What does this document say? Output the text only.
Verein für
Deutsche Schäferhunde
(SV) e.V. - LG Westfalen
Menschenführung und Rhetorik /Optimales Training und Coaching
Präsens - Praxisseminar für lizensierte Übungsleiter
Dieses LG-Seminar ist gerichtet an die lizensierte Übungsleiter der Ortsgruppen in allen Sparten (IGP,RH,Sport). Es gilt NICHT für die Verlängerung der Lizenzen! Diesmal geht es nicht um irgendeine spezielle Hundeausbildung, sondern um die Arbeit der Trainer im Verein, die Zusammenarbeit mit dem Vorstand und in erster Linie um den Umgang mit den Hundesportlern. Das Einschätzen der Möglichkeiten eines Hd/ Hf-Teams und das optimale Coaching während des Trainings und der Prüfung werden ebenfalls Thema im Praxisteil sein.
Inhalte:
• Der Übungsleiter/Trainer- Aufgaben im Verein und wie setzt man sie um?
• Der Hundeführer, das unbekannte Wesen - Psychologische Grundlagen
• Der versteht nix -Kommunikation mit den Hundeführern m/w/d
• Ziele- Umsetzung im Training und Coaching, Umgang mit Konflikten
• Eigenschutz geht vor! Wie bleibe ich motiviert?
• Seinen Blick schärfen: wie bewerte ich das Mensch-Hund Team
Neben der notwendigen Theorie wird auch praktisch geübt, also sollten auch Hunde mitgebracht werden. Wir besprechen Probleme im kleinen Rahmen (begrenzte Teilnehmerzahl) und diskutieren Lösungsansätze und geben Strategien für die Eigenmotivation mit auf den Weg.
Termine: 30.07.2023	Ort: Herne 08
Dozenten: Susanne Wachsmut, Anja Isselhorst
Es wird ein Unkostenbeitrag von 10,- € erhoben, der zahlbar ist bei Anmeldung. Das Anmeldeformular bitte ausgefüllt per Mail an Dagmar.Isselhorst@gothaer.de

▬▬▬

# Exercise requirements
Find the word "Isselhorst" in the data and show each line that holds it.

# Written reply
Dozenten: Susanne Wachsmut, Anja Isselhorst
Es wird ein Unkostenbeitrag von 10,- € erhoben, der zahlbar ist bei Anmeldung. Das Anmeldeformular bitte ausgefüllt per Mail an Dagmar.Isselhorst@gothaer.de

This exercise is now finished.